(Recorded data)

<<<<

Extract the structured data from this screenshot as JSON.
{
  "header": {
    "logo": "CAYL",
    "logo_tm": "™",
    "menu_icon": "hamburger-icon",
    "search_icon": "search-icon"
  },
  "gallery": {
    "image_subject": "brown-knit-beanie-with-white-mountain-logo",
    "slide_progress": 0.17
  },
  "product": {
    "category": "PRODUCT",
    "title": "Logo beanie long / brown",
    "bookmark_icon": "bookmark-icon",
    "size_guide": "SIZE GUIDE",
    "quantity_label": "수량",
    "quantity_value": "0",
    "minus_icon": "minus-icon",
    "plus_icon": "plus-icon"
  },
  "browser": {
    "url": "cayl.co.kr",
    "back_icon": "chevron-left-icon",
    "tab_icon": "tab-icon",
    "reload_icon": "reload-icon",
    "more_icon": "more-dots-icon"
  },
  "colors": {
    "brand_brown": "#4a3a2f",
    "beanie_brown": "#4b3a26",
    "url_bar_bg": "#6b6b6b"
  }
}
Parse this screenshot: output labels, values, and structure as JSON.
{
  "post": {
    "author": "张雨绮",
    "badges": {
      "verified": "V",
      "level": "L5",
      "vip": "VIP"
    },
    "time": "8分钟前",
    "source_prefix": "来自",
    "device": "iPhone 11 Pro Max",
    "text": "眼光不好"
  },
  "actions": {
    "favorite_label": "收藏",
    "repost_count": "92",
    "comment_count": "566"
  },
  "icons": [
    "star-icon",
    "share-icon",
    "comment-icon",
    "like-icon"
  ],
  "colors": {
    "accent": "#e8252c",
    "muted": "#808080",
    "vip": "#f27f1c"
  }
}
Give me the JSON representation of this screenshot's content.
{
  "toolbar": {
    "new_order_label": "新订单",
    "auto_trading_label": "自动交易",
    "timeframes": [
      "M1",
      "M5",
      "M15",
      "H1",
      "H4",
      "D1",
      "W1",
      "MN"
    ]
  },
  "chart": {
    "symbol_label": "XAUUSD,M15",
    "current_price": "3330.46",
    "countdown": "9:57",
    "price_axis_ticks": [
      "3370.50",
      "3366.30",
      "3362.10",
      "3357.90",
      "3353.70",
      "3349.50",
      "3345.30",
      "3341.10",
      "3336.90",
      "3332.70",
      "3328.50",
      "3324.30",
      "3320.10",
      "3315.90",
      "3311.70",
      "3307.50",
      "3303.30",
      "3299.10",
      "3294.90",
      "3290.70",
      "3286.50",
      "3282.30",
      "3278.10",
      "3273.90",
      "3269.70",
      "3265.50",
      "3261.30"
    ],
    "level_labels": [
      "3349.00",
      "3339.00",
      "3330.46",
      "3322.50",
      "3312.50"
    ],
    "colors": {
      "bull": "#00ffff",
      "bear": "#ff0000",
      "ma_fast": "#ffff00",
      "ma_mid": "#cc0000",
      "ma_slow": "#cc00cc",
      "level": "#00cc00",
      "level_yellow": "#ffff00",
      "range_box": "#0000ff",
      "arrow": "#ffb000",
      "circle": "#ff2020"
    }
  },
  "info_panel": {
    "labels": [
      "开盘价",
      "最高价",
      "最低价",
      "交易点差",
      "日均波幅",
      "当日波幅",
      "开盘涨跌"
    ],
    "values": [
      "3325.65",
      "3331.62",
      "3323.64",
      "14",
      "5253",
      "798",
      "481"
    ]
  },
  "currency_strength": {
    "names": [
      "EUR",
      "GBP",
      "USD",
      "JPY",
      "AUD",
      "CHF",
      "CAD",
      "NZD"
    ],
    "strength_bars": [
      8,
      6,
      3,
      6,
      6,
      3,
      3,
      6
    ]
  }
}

>>>>

Note how many lines in the listing above hold the string "screenshot", then give only that figure.

3